WHAT TO DO:
From the listing below, copy every line with the word "data".

+ + + + +

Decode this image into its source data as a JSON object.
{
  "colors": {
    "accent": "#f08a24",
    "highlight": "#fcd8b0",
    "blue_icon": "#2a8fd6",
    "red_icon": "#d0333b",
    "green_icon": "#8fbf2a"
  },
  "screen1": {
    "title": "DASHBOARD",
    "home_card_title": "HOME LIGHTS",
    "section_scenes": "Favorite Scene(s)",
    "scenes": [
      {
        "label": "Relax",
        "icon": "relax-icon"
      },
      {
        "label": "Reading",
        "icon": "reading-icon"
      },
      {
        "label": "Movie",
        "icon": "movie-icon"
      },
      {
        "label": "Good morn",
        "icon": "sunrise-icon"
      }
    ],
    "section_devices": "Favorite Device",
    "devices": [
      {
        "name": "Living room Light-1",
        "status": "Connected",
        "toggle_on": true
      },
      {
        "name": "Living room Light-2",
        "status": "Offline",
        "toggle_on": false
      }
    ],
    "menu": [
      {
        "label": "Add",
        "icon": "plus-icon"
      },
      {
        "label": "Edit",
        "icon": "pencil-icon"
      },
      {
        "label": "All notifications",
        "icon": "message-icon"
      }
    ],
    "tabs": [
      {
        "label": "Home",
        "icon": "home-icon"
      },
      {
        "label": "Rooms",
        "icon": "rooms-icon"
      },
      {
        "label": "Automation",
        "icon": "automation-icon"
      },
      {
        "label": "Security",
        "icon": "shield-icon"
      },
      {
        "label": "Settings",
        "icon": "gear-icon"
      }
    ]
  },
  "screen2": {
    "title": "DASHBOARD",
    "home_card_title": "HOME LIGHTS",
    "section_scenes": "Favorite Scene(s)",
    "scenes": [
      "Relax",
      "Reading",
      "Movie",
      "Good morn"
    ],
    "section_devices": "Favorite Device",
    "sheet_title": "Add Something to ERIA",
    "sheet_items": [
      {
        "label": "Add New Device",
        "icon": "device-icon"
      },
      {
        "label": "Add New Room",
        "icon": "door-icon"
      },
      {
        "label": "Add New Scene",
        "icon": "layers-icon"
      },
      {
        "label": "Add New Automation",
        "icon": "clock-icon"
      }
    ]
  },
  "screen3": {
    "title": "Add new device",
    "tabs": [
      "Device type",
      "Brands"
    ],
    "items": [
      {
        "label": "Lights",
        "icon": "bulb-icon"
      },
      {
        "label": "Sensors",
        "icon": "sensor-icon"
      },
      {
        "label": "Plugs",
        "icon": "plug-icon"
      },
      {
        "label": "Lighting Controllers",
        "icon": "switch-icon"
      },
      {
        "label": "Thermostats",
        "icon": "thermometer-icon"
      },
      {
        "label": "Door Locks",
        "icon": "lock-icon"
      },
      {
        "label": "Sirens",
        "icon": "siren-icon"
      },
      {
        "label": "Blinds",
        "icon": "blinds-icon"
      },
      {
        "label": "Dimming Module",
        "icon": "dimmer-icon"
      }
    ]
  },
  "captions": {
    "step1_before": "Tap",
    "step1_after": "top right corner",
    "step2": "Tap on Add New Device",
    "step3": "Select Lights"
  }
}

+ + + + +

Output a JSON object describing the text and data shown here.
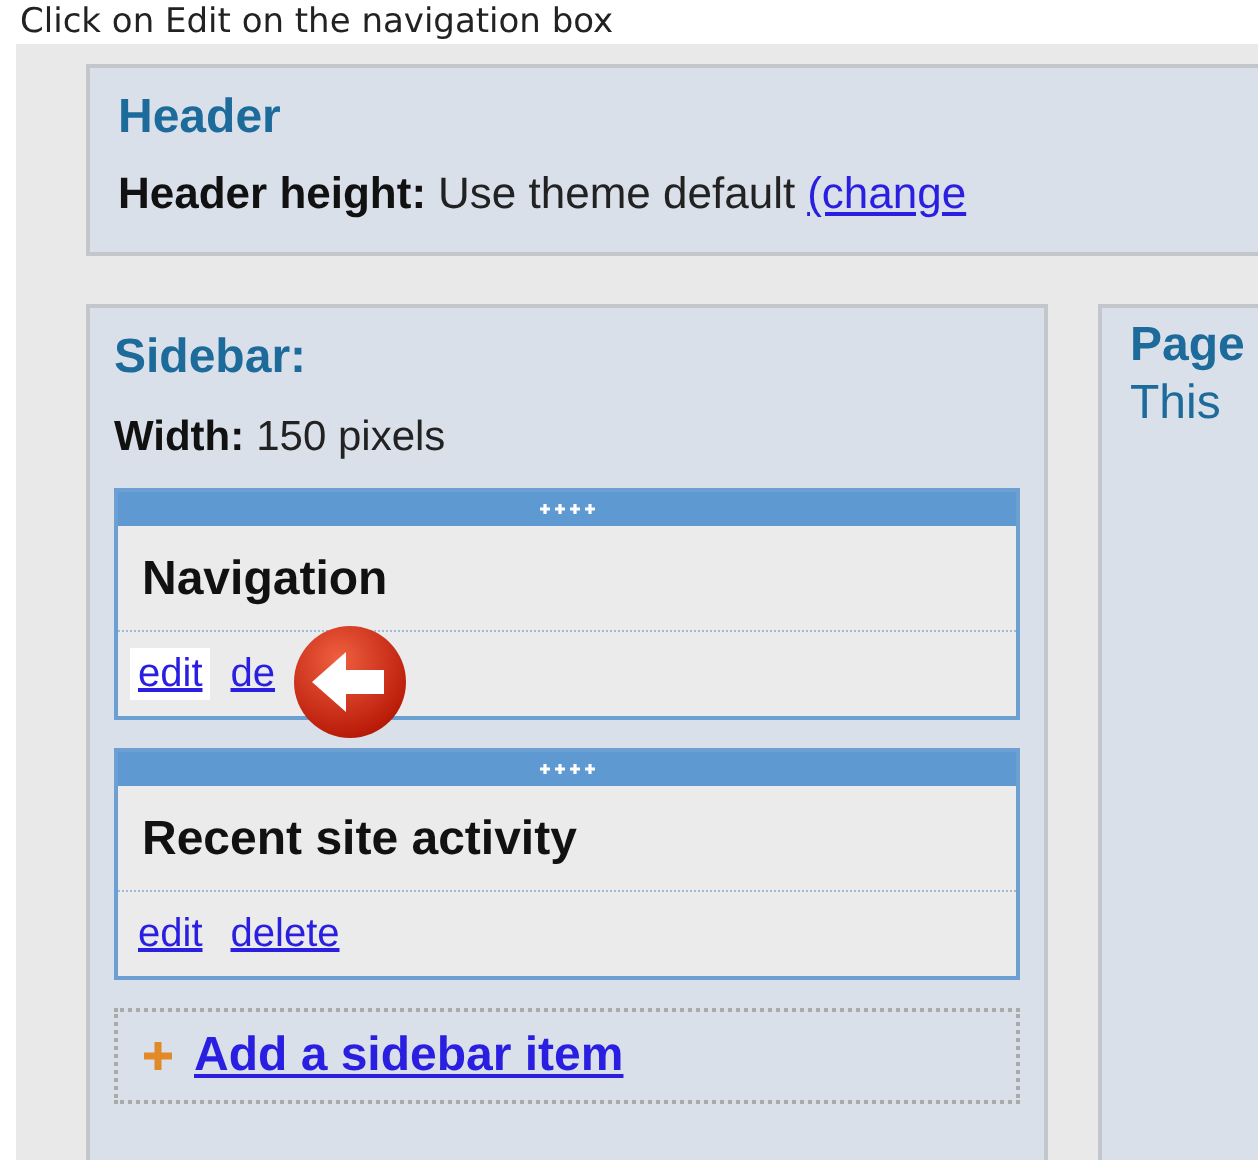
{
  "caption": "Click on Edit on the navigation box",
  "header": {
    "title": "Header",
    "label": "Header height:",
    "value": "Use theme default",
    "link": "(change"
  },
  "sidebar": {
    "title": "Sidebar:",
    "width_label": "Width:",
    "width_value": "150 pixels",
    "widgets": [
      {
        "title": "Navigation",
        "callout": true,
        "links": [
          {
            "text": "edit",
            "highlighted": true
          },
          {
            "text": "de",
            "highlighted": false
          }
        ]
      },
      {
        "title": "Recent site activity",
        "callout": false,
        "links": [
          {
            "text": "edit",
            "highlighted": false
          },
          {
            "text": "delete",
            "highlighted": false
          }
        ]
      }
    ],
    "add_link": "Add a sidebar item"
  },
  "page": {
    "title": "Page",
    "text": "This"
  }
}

+ + + + +

RESULT BELOW:
Decode this image into its source data as a JSON object.
Output a JSON object describing the text and data shown here.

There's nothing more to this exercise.